> Goal: Wherever the word "尺量两端" appears in a line, copy that line.

# # # #

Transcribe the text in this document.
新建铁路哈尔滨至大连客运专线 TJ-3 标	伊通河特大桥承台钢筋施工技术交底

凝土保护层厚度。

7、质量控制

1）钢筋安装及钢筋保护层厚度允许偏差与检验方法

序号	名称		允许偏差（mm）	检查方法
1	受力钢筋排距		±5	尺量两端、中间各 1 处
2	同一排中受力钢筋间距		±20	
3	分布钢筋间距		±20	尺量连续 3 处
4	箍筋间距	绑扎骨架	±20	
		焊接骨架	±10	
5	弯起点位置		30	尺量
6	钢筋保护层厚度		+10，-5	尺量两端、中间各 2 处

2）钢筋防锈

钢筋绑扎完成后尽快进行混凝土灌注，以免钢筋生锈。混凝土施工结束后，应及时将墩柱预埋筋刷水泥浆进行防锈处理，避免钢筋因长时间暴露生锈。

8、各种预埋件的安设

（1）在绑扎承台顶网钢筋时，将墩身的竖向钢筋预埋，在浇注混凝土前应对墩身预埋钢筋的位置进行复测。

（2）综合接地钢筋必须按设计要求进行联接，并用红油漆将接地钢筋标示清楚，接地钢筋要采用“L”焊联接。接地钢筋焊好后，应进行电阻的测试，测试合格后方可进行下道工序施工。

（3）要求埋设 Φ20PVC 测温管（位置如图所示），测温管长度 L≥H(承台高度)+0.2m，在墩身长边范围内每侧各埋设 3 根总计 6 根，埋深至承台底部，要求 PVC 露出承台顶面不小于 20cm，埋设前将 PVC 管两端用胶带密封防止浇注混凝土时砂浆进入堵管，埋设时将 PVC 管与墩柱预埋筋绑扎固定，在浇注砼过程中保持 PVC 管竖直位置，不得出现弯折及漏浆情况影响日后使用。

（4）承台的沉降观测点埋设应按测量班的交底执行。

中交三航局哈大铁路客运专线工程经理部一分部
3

# # # #

> Answer to this task:
1	受力钢筋排距		±5	尺量两端、中间各 1 处
6	钢筋保护层厚度		+10，-5	尺量两端、中间各 2 处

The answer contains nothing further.